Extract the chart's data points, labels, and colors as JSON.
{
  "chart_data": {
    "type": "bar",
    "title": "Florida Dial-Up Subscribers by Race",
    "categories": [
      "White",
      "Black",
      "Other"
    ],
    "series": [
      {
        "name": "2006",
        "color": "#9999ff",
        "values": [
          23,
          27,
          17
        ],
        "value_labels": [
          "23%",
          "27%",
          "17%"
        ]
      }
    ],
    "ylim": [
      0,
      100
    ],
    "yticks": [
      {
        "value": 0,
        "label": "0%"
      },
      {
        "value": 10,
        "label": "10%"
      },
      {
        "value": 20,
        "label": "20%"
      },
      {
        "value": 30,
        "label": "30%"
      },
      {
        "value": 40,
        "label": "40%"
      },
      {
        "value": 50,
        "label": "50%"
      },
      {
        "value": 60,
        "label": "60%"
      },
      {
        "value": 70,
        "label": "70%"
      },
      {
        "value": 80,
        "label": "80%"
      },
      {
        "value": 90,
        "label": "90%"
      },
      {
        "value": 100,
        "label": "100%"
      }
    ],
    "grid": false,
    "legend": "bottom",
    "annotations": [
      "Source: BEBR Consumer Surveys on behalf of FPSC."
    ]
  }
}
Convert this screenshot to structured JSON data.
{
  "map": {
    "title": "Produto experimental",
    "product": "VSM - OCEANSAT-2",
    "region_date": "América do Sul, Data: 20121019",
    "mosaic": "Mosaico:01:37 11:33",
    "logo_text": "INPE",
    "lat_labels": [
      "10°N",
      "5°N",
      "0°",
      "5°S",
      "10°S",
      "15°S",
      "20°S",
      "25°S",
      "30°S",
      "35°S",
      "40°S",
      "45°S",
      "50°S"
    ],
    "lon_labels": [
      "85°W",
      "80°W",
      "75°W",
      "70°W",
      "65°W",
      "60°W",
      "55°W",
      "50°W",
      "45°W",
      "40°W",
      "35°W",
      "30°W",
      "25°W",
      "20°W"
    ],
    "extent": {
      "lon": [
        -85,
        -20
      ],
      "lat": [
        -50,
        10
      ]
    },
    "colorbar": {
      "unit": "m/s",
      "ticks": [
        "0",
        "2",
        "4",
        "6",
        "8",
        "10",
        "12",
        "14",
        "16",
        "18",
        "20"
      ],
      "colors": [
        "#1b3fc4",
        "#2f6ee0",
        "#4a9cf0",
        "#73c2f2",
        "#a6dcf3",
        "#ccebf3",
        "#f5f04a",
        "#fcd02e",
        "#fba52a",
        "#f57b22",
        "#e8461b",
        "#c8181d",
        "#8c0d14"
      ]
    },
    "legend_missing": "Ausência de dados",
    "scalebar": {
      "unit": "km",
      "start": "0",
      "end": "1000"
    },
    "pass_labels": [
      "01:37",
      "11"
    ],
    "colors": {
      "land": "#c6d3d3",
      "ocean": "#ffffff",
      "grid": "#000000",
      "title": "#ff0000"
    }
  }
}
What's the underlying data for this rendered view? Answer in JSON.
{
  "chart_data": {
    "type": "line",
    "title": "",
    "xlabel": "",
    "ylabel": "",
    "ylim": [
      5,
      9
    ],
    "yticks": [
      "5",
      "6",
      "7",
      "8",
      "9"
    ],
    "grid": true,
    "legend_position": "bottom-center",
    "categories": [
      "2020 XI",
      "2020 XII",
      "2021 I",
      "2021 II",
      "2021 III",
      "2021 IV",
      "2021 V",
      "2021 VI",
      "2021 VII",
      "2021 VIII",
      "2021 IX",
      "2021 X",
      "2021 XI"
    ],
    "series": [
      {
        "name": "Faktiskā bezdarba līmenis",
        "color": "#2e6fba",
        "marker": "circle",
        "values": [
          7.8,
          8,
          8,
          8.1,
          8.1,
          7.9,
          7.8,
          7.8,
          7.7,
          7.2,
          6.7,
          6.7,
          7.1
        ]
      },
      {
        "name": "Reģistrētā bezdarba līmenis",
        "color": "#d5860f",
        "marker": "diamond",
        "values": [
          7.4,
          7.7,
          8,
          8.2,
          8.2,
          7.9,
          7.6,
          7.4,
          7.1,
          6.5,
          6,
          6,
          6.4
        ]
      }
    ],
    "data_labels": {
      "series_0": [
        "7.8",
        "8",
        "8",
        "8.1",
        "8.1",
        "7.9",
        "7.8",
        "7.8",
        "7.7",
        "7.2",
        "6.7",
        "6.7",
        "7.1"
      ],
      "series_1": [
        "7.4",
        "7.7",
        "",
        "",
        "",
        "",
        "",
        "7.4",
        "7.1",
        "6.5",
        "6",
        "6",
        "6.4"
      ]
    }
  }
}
-*-*-
• **What is required**
Take each line containing the string "colors" and copy it out.

• **Final answer**
Extract the chart's data points, labels, and colors as JSON.
      "colors": [
    "colors": {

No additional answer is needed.